- _What the task asks_:
Which distinct values appear inside the url-pattern tags of the web.xml excerpt?

Here are the guts of my web.xml file. (Nothing here was changed from when I had the hard-wired list of users and passwords.)

<!-- Require HTTPS for everything except /img (favicon) and /css. -->
<security-constraint>
    <web-resource-collection>
        <web-resource-name>HTTPSOnly</web-resource-name>
        <url-pattern>/*</url-pattern>
    </web-resource-collection>
    <user-data-constraint>
        <transport-guarantee>CONFIDENTIAL</transport-guarantee>
    </user-data-constraint>
</security-constraint>
<security-constraint>
    <web-resource-collection>
        <web-resource-name>HTTPSOrHTTP</web-resource-name>
        <url-pattern>*.ico</url-pattern>
        <url-pattern>/img/*</url-pattern>
        <url-pattern>/css/*</url-pattern>
    </web-resource-collection>
    <user-data-constraint>
        <transport-guarantee>NONE</transport-guarantee>
    </user-data-constraint>
</security-constraint> 


<servlet>
    <servlet-name>Jersey REST Service</servlet-name>
    <servlet-class>org.glassfish.jersey.servlet.ServletContainer</servlet-class>
    <!-- Register resources and providers under com.vogella.jersey.first package. -->
    <init-param>
        <param-name>jersey.config.server.provider.packages</param-name>
        <param-value>com.foobar.dataservices</param-value>
    </init-param>
    <load-on-startup>1</load-on-startup>
</servlet>

<servlet-mapping>
    <servlet-name>Jersey REST Service</servlet-name>
    <url-pattern>/V1/*</url-pattern>
</servlet-mapping>

<resource-ref>
    <description>TAE DB Connection Pool</description>
    <res-ref-name>jdbc/taeDB</res-ref-name>
    <res-type>javax.sql.DataSource</res-type>
    <res-auth>Container</res-auth>
</resource-ref>

<listener>  
  <listener-class>
   org.springframework.web.context.ContextLoaderListener  
  </listener-class>  
</listener>

<filter>
    <filter-name>springSecurityFilterChain</filter-name>
    <filter-class>org.springframework.web.filter.DelegatingFilterProxy</filter-class>
</filter>

<context-param>
    <param-name>contextConfigLocation</param-name>
    <param-value>/WEB-INF/spring/spring-security.xml</param-value>
</context-param>

<filter-mapping>
    <filter-name>springSecurityFilterChain</filter-name>
    <url-pattern>/*</url-pattern>
</filter-mapping>
</web-app>

Suggestions for getting OAuth2 working would be most appreciated.

Removing auto-config="true" from the http element in spring-security.xml got rid of the wrong login form.

[Document layout detection data]
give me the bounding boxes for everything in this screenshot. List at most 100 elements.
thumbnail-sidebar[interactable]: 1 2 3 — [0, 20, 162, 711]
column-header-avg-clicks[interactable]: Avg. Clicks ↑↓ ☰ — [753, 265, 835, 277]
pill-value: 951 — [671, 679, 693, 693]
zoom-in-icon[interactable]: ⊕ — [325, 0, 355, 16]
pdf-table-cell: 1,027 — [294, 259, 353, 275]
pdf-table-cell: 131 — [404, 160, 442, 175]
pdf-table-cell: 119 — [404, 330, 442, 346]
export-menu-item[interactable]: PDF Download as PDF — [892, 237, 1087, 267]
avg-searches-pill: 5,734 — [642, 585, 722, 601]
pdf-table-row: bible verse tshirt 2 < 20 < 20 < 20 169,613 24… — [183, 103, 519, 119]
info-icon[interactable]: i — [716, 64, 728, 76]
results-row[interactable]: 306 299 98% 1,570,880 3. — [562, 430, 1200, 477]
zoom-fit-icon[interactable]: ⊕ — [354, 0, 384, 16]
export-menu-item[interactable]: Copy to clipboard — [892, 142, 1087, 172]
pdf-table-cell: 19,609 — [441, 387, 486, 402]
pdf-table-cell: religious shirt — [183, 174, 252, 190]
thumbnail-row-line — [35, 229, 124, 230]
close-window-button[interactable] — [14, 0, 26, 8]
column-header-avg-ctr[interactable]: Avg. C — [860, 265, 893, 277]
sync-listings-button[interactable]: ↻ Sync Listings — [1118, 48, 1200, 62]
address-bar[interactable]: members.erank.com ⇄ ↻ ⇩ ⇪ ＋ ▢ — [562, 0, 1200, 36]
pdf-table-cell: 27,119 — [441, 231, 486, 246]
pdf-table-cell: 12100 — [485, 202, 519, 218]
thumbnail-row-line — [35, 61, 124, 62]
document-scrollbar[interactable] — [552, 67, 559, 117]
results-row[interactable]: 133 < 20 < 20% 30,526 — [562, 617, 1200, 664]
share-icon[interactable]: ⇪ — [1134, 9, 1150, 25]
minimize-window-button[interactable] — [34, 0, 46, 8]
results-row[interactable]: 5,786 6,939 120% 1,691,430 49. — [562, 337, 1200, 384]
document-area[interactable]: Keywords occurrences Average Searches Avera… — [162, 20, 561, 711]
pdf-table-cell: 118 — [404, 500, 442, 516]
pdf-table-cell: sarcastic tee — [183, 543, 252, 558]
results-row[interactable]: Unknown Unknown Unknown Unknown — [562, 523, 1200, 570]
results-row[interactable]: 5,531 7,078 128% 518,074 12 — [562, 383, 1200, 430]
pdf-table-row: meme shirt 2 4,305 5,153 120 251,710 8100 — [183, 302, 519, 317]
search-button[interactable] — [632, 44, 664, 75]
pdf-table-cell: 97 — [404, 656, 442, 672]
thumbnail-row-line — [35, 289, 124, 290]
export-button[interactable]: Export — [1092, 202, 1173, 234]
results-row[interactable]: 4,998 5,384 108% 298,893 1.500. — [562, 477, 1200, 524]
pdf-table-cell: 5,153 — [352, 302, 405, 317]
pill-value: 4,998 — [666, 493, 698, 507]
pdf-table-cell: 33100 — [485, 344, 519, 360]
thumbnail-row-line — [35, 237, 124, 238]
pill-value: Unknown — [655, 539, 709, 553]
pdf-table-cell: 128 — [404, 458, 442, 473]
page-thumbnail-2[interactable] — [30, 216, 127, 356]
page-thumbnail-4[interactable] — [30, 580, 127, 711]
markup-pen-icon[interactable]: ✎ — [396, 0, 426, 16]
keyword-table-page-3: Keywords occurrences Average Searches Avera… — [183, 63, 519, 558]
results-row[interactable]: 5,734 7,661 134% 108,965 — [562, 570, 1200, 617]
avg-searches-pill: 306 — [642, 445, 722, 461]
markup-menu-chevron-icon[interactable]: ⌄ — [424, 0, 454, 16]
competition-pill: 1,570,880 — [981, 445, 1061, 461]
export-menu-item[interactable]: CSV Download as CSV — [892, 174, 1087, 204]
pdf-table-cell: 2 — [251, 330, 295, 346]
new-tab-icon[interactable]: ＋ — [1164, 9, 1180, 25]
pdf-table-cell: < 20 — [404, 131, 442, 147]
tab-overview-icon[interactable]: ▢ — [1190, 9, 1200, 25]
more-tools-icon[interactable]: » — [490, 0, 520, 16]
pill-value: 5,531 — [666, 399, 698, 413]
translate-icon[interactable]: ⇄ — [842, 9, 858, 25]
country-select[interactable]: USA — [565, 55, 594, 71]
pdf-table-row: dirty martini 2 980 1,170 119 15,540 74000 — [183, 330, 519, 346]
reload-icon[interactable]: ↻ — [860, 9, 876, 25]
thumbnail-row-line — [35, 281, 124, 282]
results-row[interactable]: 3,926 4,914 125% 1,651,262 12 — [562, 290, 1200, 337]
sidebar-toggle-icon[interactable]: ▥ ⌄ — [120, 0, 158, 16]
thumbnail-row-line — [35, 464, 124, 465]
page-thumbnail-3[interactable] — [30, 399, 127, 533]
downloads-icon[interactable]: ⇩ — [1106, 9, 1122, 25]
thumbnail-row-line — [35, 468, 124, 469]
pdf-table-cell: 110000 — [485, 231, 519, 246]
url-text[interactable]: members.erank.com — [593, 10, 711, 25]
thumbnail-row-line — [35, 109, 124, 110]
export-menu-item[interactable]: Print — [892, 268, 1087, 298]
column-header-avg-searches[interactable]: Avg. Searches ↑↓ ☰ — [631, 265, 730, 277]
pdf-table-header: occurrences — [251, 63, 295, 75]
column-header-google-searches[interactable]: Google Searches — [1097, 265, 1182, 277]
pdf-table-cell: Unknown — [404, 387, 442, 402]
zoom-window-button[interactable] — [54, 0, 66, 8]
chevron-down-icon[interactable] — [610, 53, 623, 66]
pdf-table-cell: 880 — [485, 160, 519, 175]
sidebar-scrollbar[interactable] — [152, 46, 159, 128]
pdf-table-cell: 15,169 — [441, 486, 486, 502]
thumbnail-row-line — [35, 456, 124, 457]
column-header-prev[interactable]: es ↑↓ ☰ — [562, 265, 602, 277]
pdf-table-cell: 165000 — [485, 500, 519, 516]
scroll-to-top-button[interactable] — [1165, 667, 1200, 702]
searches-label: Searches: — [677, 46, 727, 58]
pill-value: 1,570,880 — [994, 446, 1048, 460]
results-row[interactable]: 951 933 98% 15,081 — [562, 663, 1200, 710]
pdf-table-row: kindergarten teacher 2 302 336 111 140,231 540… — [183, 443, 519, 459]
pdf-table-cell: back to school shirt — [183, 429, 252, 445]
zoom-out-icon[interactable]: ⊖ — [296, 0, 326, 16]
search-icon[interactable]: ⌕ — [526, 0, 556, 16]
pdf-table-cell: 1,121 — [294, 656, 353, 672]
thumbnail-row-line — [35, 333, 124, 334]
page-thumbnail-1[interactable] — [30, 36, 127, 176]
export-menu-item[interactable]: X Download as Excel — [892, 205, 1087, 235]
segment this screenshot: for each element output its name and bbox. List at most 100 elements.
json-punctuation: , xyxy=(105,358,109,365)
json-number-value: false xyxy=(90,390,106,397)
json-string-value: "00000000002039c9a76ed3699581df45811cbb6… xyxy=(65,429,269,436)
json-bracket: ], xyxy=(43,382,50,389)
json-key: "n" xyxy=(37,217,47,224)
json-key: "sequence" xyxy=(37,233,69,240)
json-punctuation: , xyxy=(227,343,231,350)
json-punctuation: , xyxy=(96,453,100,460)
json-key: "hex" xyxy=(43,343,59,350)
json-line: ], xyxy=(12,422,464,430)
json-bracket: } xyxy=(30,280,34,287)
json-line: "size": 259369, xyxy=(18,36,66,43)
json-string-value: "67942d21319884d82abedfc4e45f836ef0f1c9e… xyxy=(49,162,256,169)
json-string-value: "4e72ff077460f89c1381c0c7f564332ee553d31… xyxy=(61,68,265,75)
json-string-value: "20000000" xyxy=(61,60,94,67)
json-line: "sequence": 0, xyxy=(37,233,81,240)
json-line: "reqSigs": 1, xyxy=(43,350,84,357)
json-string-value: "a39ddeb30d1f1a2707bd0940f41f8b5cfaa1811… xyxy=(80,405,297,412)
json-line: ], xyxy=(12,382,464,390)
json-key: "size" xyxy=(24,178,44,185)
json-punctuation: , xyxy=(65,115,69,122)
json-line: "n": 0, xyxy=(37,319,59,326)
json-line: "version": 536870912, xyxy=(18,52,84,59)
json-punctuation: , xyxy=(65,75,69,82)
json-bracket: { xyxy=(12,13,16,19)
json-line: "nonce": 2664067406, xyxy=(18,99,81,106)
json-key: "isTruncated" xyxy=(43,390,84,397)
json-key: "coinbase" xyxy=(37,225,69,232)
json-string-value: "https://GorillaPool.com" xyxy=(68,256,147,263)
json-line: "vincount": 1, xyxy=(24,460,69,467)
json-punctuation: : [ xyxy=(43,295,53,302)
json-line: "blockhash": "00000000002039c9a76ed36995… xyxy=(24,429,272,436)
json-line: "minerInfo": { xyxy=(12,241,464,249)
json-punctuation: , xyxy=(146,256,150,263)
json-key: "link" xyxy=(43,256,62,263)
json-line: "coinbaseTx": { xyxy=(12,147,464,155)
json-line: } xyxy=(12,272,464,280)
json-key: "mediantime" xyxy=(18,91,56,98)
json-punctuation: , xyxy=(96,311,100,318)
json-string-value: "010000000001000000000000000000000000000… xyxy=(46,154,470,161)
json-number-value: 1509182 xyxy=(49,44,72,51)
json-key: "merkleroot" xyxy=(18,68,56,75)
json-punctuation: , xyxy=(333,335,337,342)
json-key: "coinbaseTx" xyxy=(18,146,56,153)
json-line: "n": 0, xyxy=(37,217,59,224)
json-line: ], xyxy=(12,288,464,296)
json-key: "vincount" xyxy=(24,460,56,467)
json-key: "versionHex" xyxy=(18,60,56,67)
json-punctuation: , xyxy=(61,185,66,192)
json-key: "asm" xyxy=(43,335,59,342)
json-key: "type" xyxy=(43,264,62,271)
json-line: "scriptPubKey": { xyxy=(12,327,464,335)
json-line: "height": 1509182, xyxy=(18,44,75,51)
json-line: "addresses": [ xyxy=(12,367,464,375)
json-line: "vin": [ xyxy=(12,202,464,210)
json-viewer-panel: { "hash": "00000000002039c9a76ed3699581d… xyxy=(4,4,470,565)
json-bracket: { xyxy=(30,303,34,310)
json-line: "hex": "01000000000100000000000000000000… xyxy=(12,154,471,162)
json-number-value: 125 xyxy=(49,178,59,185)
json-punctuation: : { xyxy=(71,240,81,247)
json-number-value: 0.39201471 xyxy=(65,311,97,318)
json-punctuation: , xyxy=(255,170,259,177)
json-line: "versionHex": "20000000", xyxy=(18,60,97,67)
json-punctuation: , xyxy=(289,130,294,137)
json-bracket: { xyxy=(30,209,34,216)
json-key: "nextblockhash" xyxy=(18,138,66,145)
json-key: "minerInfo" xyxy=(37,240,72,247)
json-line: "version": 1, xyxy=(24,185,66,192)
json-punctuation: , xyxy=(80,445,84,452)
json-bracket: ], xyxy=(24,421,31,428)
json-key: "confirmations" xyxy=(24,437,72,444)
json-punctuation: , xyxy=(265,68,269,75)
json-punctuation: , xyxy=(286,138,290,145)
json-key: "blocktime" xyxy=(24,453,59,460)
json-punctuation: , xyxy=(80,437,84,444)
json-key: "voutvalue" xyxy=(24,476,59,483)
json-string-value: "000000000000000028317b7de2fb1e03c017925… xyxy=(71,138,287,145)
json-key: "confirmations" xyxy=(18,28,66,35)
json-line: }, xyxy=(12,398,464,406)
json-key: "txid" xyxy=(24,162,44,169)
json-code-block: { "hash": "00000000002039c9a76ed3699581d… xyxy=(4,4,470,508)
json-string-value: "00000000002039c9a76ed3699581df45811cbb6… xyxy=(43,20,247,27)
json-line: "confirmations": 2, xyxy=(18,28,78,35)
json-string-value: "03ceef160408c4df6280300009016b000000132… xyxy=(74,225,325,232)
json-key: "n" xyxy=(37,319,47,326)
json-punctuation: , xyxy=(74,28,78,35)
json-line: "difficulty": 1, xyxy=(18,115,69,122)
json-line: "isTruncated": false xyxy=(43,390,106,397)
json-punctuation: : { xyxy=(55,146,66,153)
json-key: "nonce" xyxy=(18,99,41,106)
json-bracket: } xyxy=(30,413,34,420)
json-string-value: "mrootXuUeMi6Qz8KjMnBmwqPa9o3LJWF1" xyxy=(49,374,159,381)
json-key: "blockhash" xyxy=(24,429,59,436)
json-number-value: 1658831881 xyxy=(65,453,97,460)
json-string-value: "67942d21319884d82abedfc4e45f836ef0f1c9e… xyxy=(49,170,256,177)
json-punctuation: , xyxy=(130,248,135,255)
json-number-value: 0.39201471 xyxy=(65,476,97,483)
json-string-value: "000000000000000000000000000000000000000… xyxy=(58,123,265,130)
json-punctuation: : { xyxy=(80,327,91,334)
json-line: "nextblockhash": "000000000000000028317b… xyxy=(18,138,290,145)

- _Worked solution_:
- /*
- *.ico
- /img/*
- /css/*
- /V1/*